▶ _STATED GOAL_: Transcribe the listing verbatim. Do not carry over any pictures.

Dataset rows
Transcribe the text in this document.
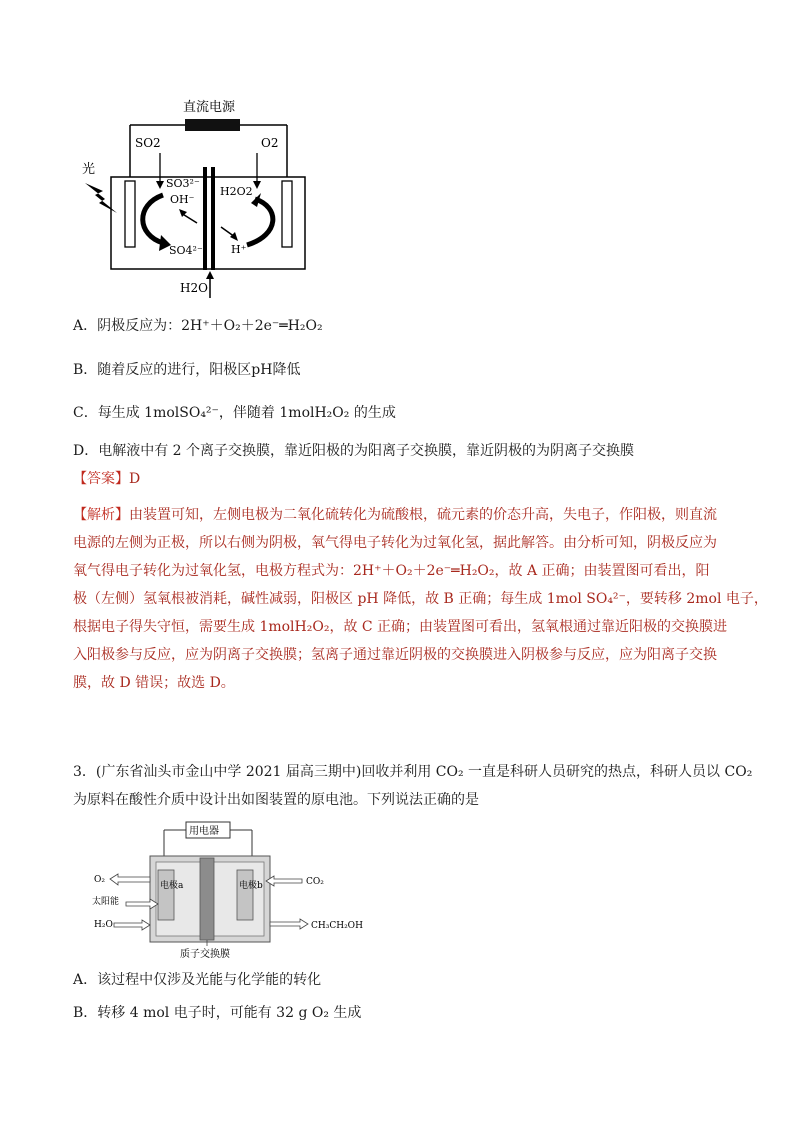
直流电源
SO2	O2
光
SO3²⁻
OH⁻
SO4²⁻
H2O2
H⁺
H2O
A．阴极反应为：2H⁺＋O₂＋2e⁻═H₂O₂
B．随着反应的进行，阳极区pH降低
C．每生成 1molSO₄²⁻，伴随着 1molH₂O₂ 的生成
D．电解液中有 2 个离子交换膜，靠近阳极的为阳离子交换膜，靠近阴极的为阴离子交换膜
【答案】D
【解析】由装置可知，左侧电极为二氧化硫转化为硫酸根，硫元素的价态升高，失电子，作阳极，则直流
电源的左侧为正极，所以右侧为阴极，氧气得电子转化为过氧化氢，据此解答。由分析可知，阴极反应为
氧气得电子转化为过氧化氢，电极方程式为：2H⁺＋O₂＋2e⁻═H₂O₂，故 A 正确；由装置图可看出，阳
极（左侧）氢氧根被消耗，碱性减弱，阳极区 pH 降低，故 B 正确；每生成 1mol SO₄²⁻，要转移 2mol 电子，
根据电子得失守恒，需要生成 1molH₂O₂，故 C 正确；由装置图可看出，氢氧根通过靠近阳极的交换膜进
入阳极参与反应，应为阴离子交换膜；氢离子通过靠近阴极的交换膜进入阴极参与反应，应为阳离子交换
膜，故 D 错误；故选 D。
3．(广东省汕头市金山中学 2021 届高三期中)回收并利用 CO₂ 一直是科研人员研究的热点，科研人员以 CO₂
为原料在酸性介质中设计出如图装置的原电池。下列说法正确的是
用电器
电极a	电极b
O₂
太阳能
H₂O
CO₂
CH₃CH₂OH
质子交换膜
A．该过程中仅涉及光能与化学能的转化
B．转移 4 mol 电子时，可能有 32 g O₂ 生成
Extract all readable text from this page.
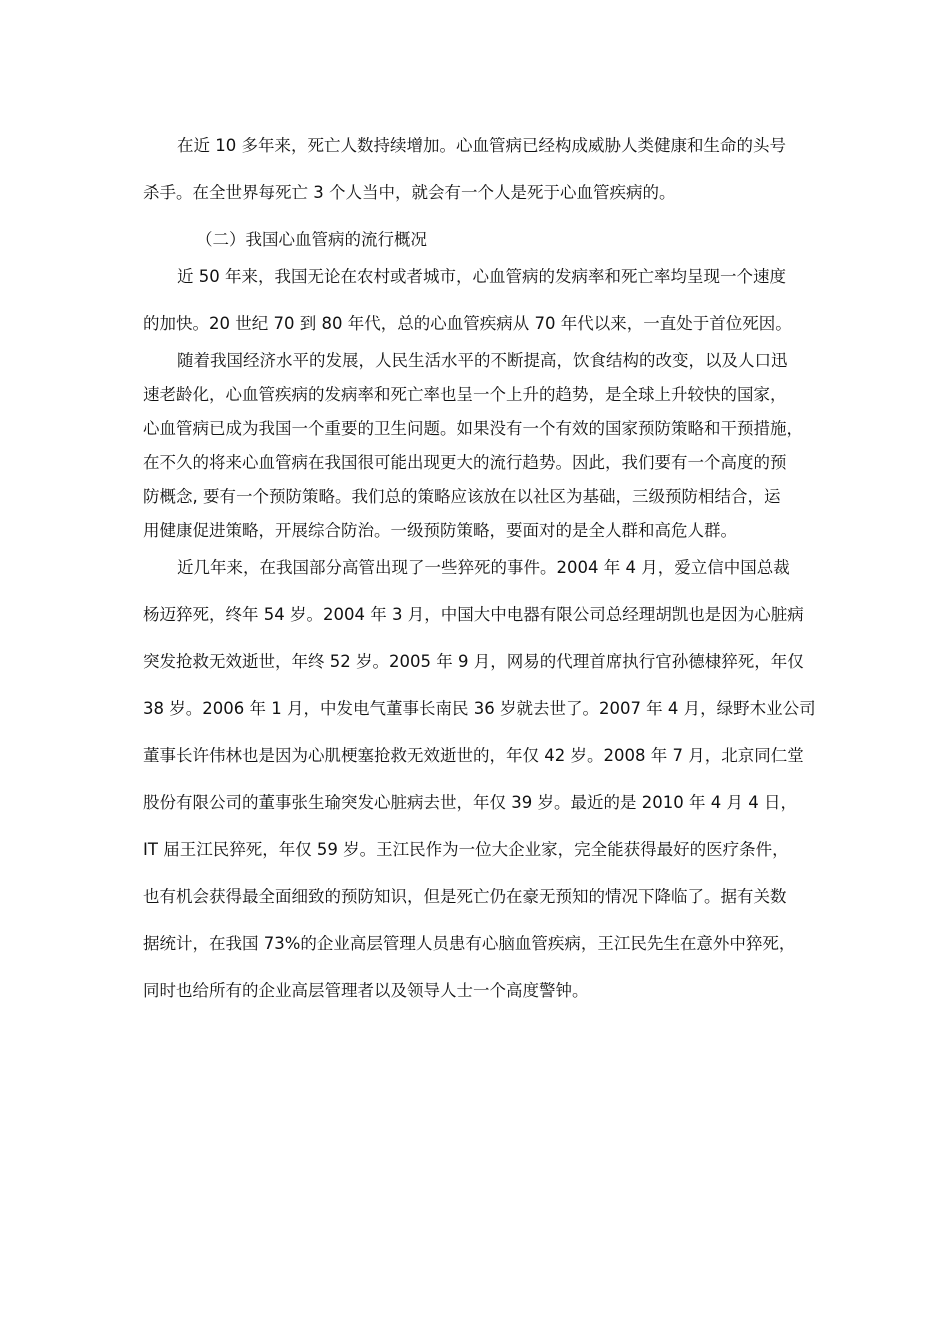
在近 10 多年来，死亡人数持续增加。心血管病已经构成威胁人类健康和生命的头号
杀手。在全世界每死亡 3 个人当中，就会有一个人是死于心血管疾病的。
（二）我国心血管病的流行概况
近 50 年来，我国无论在农村或者城市，心血管病的发病率和死亡率均呈现一个速度
的加快。20 世纪 70 到 80 年代，总的心血管疾病从 70 年代以来，一直处于首位死因。
随着我国经济水平的发展，人民生活水平的不断提高，饮食结构的改变，以及人口迅
速老龄化，心血管疾病的发病率和死亡率也呈一个上升的趋势，是全球上升较快的国家，
心血管病已成为我国一个重要的卫生问题。如果没有一个有效的国家预防策略和干预措施，
在不久的将来心血管病在我国很可能出现更大的流行趋势。因此，我们要有一个高度的预
防概念, 要有一个预防策略。我们总的策略应该放在以社区为基础，三级预防相结合，运
用健康促进策略，开展综合防治。一级预防策略，要面对的是全人群和高危人群。
近几年来，在我国部分高管出现了一些猝死的事件。2004 年 4 月，爱立信中国总裁
杨迈猝死，终年 54 岁。2004 年 3 月，中国大中电器有限公司总经理胡凯也是因为心脏病
突发抢救无效逝世，年终 52 岁。2005 年 9 月，网易的代理首席执行官孙德棣猝死，年仅
38 岁。2006 年 1 月，中发电气董事长南民 36 岁就去世了。2007 年 4 月，绿野木业公司
董事长许伟林也是因为心肌梗塞抢救无效逝世的，年仅 42 岁。2008 年 7 月，北京同仁堂
股份有限公司的董事张生瑜突发心脏病去世，年仅 39 岁。最近的是 2010 年 4 月 4 日，
IT 届王江民猝死，年仅 59 岁。王江民作为一位大企业家，完全能获得最好的医疗条件，
也有机会获得最全面细致的预防知识，但是死亡仍在豪无预知的情况下降临了。据有关数
据统计，在我国 73%的企业高层管理人员患有心脑血管疾病，王江民先生在意外中猝死，
同时也给所有的企业高层管理者以及领导人士一个高度警钟。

▶ _RESULT BELOW_:
Transcribe the text in this document.
直流电源
SO2	O2
光
SO3²⁻
OH⁻
SO4²⁻
H2O2
H⁺
H2O
A．阴极反应为：2H⁺＋O₂＋2e⁻═H₂O₂
B．随着反应的进行，阳极区pH降低
C．每生成 1molSO₄²⁻，伴随着 1molH₂O₂ 的生成
D．电解液中有 2 个离子交换膜，靠近阳极的为阳离子交换膜，靠近阴极的为阴离子交换膜
【答案】D
【解析】由装置可知，左侧电极为二氧化硫转化为硫酸根，硫元素的价态升高，失电子，作阳极，则直流
电源的左侧为正极，所以右侧为阴极，氧气得电子转化为过氧化氢，据此解答。由分析可知，阴极反应为
氧气得电子转化为过氧化氢，电极方程式为：2H⁺＋O₂＋2e⁻═H₂O₂，故 A 正确；由装置图可看出，阳
极（左侧）氢氧根被消耗，碱性减弱，阳极区 pH 降低，故 B 正确；每生成 1mol SO₄²⁻，要转移 2mol 电子，
根据电子得失守恒，需要生成 1molH₂O₂，故 C 正确；由装置图可看出，氢氧根通过靠近阳极的交换膜进
入阳极参与反应，应为阴离子交换膜；氢离子通过靠近阴极的交换膜进入阴极参与反应，应为阳离子交换
膜，故 D 错误；故选 D。
3．(广东省汕头市金山中学 2021 届高三期中)回收并利用 CO₂ 一直是科研人员研究的热点，科研人员以 CO₂
为原料在酸性介质中设计出如图装置的原电池。下列说法正确的是
用电器
电极a	电极b
O₂
太阳能
H₂O
CO₂
CH₃CH₂OH
质子交换膜
A．该过程中仅涉及光能与化学能的转化
B．转移 4 mol 电子时，可能有 32 g O₂ 生成
Extract all readable text from this page.
在近 10 多年来，死亡人数持续增加。心血管病已经构成威胁人类健康和生命的头号
杀手。在全世界每死亡 3 个人当中，就会有一个人是死于心血管疾病的。
（二）我国心血管病的流行概况
近 50 年来，我国无论在农村或者城市，心血管病的发病率和死亡率均呈现一个速度
的加快。20 世纪 70 到 80 年代，总的心血管疾病从 70 年代以来，一直处于首位死因。
随着我国经济水平的发展，人民生活水平的不断提高，饮食结构的改变，以及人口迅
速老龄化，心血管疾病的发病率和死亡率也呈一个上升的趋势，是全球上升较快的国家，
心血管病已成为我国一个重要的卫生问题。如果没有一个有效的国家预防策略和干预措施，
在不久的将来心血管病在我国很可能出现更大的流行趋势。因此，我们要有一个高度的预
防概念, 要有一个预防策略。我们总的策略应该放在以社区为基础，三级预防相结合，运
用健康促进策略，开展综合防治。一级预防策略，要面对的是全人群和高危人群。
近几年来，在我国部分高管出现了一些猝死的事件。2004 年 4 月，爱立信中国总裁
杨迈猝死，终年 54 岁。2004 年 3 月，中国大中电器有限公司总经理胡凯也是因为心脏病
突发抢救无效逝世，年终 52 岁。2005 年 9 月，网易的代理首席执行官孙德棣猝死，年仅
38 岁。2006 年 1 月，中发电气董事长南民 36 岁就去世了。2007 年 4 月，绿野木业公司
董事长许伟林也是因为心肌梗塞抢救无效逝世的，年仅 42 岁。2008 年 7 月，北京同仁堂
股份有限公司的董事张生瑜突发心脏病去世，年仅 39 岁。最近的是 2010 年 4 月 4 日，
IT 届王江民猝死，年仅 59 岁。王江民作为一位大企业家，完全能获得最好的医疗条件，
也有机会获得最全面细致的预防知识，但是死亡仍在豪无预知的情况下降临了。据有关数
据统计，在我国 73%的企业高层管理人员患有心脑血管疾病，王江民先生在意外中猝死，
同时也给所有的企业高层管理者以及领导人士一个高度警钟。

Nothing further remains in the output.